• **EXERCISE PROMPT**
In the data, extract each line that holds the string "Barbearia".

* * * * * * * * *

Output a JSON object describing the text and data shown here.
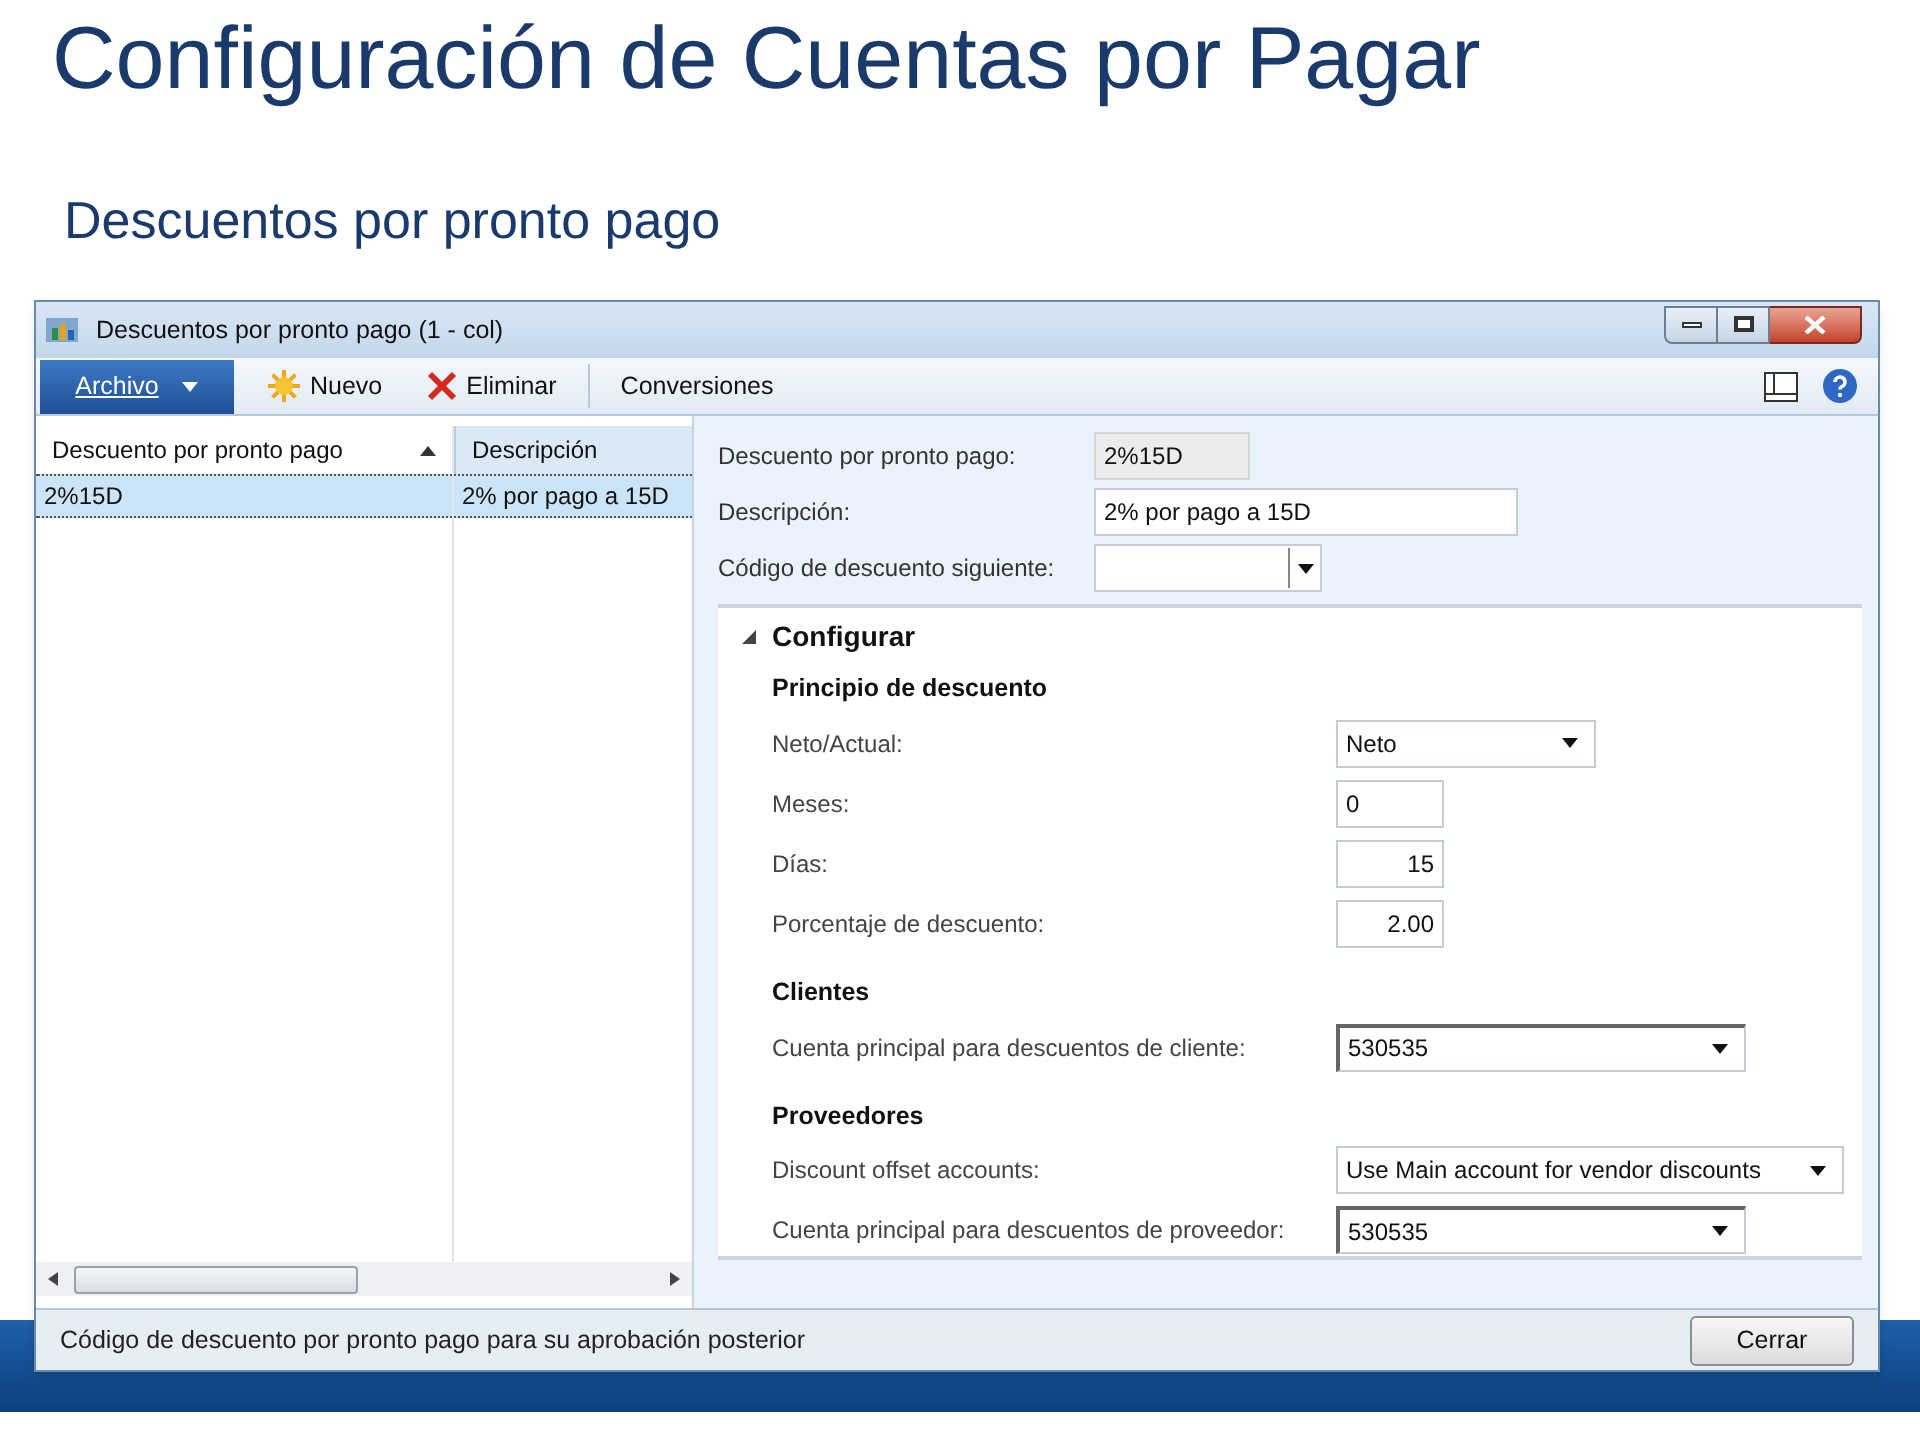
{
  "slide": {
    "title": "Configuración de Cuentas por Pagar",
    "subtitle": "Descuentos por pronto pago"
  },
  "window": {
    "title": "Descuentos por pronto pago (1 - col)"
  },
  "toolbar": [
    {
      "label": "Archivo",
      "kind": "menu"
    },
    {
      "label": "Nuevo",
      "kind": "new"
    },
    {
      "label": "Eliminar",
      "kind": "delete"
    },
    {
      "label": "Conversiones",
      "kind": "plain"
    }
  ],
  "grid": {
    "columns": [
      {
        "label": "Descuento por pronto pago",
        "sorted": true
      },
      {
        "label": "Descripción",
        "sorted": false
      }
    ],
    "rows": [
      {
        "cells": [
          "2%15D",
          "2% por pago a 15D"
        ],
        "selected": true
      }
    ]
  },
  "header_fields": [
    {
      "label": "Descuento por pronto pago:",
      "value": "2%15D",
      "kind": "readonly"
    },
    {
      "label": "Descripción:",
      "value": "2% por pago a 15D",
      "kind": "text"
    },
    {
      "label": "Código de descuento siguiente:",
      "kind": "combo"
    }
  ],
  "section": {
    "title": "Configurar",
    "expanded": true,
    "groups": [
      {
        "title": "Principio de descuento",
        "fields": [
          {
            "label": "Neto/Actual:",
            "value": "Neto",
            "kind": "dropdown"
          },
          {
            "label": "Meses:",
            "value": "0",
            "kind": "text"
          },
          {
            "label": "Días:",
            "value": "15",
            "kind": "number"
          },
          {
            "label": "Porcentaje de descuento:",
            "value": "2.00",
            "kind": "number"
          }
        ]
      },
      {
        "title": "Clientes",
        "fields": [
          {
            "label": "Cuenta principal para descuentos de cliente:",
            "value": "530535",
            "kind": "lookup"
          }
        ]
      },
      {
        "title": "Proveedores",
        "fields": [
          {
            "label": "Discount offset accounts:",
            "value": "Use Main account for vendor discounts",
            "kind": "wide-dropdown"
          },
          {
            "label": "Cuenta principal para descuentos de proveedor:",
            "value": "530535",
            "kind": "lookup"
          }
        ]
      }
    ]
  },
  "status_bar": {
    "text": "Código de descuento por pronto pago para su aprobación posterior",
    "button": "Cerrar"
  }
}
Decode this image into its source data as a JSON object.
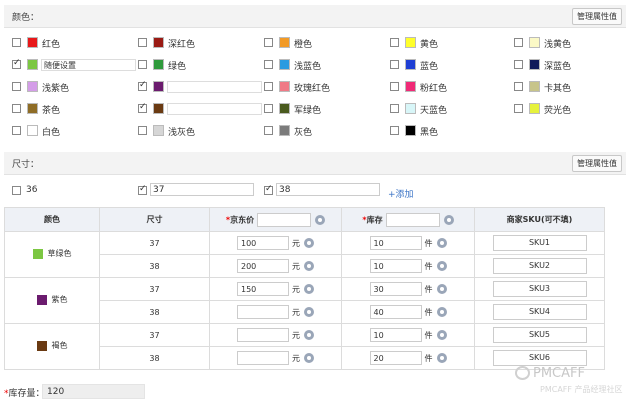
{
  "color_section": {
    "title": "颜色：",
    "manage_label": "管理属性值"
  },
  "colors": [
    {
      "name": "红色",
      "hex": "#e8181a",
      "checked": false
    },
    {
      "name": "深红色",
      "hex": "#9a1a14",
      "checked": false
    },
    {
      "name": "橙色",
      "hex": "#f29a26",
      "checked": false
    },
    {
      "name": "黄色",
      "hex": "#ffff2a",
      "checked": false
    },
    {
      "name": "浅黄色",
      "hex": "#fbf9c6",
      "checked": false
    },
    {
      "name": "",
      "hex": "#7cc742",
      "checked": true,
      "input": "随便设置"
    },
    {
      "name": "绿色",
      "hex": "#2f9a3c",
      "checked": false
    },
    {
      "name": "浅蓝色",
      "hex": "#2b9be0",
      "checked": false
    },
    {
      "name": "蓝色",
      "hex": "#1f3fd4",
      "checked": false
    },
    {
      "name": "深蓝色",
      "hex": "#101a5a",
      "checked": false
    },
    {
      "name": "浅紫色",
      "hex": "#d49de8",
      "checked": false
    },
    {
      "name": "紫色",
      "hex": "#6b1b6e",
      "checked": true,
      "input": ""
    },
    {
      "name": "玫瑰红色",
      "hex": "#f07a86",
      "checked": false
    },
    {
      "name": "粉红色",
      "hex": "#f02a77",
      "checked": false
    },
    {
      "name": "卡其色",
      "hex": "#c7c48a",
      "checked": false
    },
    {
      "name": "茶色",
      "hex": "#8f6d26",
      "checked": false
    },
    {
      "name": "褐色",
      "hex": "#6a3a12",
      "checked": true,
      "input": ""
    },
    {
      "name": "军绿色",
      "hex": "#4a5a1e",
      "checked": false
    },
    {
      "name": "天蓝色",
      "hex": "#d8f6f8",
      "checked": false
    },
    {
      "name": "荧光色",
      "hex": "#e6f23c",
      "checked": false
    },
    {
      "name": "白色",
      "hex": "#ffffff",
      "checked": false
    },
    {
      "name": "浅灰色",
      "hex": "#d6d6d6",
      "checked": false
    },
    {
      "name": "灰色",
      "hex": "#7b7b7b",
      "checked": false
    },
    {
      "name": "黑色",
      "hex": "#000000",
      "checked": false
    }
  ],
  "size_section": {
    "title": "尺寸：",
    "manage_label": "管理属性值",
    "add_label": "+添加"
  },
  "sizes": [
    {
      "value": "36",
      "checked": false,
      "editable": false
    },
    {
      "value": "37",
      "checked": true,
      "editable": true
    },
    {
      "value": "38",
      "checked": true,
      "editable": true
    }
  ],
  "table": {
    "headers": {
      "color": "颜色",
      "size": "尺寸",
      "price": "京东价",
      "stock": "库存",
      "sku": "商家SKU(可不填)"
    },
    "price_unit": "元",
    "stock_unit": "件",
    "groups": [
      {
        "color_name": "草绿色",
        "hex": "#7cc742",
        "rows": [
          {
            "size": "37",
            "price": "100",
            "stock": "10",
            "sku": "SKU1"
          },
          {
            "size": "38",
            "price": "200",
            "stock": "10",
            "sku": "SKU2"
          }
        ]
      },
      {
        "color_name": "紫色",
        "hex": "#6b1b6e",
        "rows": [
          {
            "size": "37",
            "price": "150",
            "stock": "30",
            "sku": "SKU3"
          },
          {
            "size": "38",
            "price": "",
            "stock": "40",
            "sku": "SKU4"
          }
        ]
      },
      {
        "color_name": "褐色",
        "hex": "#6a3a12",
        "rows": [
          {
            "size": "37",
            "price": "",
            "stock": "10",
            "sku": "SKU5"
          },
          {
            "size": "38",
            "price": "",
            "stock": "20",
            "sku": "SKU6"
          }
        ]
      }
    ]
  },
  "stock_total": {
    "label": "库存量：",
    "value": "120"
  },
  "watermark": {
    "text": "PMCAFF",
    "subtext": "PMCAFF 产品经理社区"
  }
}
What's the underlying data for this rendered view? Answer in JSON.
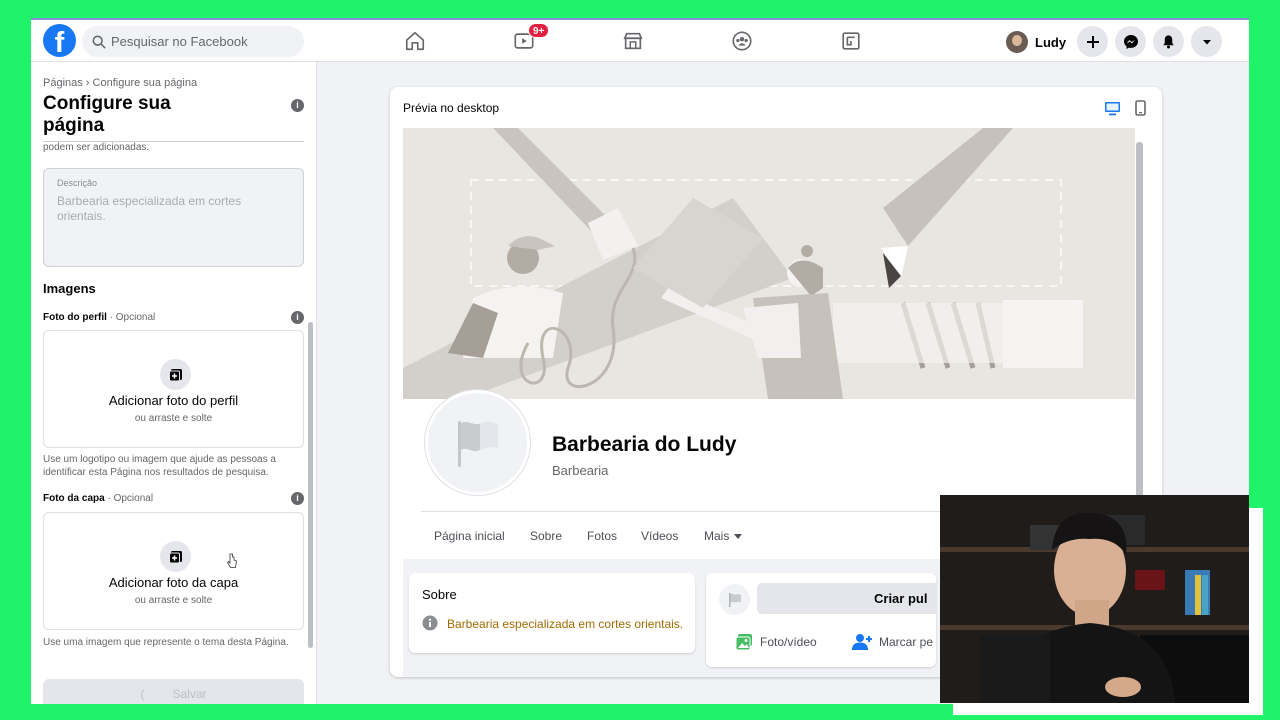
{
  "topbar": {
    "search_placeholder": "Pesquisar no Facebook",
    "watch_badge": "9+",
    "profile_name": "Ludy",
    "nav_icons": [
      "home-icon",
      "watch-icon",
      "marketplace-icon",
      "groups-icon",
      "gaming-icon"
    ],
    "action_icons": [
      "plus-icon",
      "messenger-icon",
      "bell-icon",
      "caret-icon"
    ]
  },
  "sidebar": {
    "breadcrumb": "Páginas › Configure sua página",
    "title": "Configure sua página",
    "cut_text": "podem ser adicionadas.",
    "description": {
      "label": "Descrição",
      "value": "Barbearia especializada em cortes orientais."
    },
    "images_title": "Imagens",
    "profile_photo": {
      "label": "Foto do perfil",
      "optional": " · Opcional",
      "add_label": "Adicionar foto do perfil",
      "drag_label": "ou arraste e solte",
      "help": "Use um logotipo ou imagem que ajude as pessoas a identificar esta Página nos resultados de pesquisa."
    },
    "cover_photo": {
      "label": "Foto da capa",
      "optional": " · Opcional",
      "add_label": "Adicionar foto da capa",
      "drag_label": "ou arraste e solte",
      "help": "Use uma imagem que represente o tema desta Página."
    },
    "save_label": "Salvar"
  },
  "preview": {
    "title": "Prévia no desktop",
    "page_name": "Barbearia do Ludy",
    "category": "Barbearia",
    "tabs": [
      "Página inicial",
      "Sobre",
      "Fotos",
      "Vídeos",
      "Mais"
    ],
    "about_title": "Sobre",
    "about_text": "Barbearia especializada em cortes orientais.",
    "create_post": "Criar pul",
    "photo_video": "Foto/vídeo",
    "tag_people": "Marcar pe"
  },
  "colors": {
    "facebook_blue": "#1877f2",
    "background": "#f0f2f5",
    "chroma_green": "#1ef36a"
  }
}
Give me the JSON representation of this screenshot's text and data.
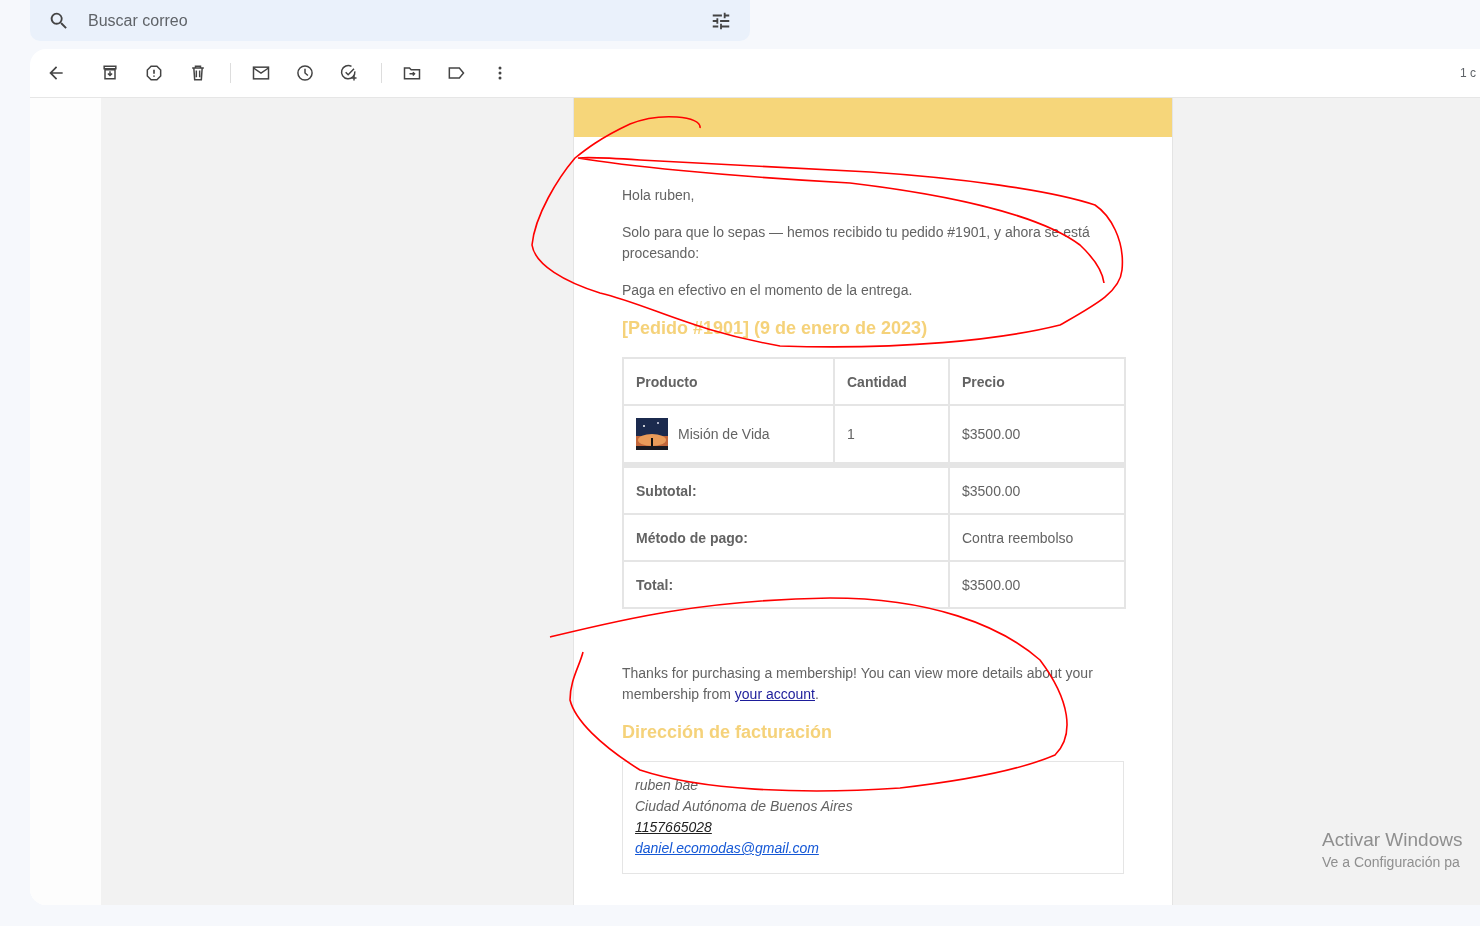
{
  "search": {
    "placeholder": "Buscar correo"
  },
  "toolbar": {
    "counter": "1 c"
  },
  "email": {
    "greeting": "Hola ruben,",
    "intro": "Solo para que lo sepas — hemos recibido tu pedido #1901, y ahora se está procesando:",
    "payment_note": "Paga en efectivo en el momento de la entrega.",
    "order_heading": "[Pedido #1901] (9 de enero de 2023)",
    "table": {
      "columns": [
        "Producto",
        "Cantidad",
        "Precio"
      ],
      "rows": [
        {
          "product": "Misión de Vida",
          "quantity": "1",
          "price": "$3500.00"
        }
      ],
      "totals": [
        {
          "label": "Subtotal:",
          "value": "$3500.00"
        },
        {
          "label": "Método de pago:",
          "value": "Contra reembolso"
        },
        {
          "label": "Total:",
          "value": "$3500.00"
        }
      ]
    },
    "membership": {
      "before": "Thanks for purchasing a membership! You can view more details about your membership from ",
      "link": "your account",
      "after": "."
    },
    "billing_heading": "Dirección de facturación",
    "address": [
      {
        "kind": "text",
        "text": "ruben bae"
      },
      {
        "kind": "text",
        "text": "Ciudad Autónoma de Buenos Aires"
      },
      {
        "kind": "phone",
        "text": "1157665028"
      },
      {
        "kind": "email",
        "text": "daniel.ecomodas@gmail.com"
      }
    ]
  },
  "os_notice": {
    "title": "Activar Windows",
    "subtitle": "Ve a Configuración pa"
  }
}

* * * * * * * * *

• **TASK SOLUTION**
      "value": "Barbearia especializada em cortes orientais."
    "page_name": "Barbearia do Ludy",
    "category": "Barbearia",
    "about_text": "Barbearia especializada em cortes orientais.",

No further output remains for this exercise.